* [Task details]:
Present every line in which the string "purchasing" appears.

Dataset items
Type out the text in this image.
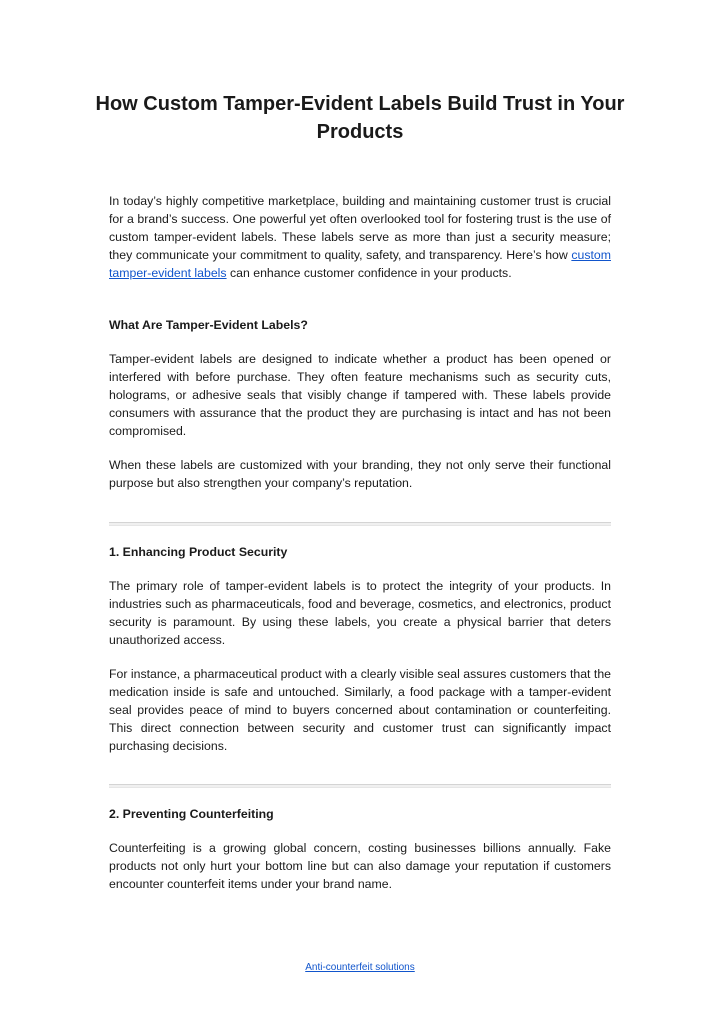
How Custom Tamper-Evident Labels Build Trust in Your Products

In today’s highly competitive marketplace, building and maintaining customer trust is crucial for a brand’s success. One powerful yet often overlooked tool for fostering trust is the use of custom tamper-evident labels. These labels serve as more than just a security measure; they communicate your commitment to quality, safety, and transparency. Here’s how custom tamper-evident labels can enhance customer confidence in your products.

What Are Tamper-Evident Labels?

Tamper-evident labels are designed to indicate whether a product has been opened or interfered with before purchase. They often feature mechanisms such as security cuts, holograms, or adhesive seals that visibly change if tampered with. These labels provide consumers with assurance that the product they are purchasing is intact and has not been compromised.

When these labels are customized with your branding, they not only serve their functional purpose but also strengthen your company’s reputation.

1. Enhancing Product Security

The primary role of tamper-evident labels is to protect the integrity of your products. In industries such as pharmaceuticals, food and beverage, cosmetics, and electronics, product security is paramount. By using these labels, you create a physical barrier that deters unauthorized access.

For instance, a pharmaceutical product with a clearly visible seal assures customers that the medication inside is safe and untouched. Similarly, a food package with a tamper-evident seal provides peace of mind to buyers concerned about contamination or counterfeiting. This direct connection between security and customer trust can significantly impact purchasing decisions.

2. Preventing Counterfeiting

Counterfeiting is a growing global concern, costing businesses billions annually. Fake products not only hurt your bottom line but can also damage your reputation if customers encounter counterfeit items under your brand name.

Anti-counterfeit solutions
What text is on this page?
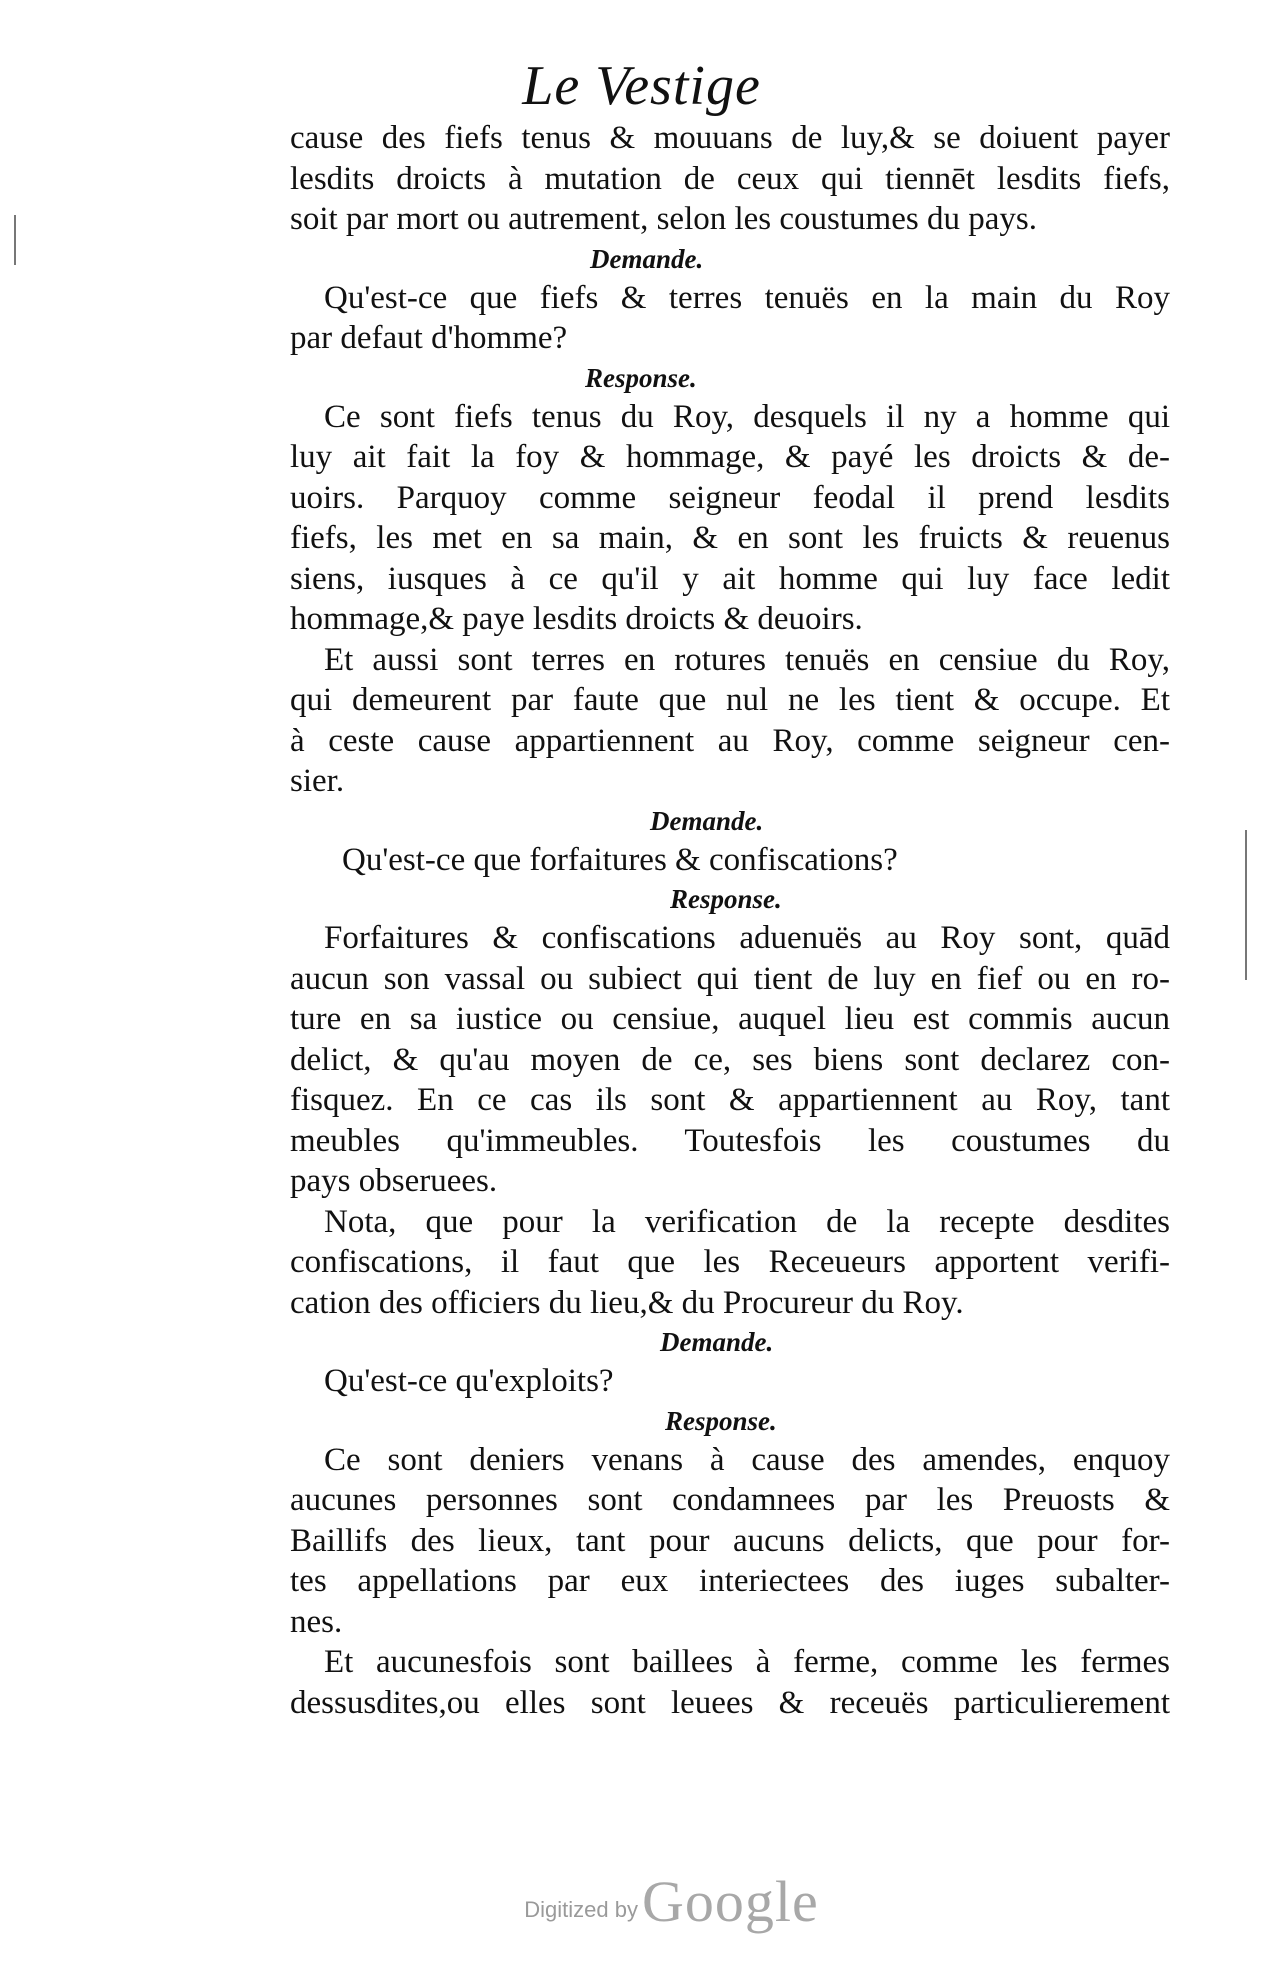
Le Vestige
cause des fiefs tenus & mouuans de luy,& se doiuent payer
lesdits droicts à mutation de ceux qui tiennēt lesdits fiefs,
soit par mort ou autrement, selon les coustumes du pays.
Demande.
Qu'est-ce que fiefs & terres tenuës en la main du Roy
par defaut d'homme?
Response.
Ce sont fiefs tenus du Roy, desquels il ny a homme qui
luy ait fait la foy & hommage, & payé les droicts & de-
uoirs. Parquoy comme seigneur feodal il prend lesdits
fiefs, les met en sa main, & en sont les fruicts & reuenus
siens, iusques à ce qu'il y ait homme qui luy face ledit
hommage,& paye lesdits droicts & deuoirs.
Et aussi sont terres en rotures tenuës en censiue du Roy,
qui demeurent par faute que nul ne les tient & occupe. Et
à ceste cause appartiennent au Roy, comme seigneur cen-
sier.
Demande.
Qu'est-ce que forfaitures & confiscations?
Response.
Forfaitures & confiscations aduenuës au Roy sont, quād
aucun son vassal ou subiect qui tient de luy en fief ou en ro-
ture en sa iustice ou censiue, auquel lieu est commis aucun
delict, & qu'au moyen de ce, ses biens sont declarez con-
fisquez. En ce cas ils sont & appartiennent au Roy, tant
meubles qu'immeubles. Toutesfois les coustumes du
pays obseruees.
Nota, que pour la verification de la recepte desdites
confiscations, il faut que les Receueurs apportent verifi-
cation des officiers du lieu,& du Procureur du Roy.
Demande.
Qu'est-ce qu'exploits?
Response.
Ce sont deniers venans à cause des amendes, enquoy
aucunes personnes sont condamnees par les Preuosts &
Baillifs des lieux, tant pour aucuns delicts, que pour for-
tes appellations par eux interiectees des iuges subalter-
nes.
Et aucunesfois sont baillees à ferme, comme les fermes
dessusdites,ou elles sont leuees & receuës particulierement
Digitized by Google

* [Result]:
Tamper-evident labels are designed to indicate whether a product has been opened or interfered with before purchase. They often feature mechanisms such as security cuts, holograms, or adhesive seals that visibly change if tampered with. These labels provide consumers with assurance that the product they are purchasing is intact and has not been compromised.
For instance, a pharmaceutical product with a clearly visible seal assures customers that the medication inside is safe and untouched. Similarly, a food package with a tamper-evident seal provides peace of mind to buyers concerned about contamination or counterfeiting. This direct connection between security and customer trust can significantly impact purchasing decisions.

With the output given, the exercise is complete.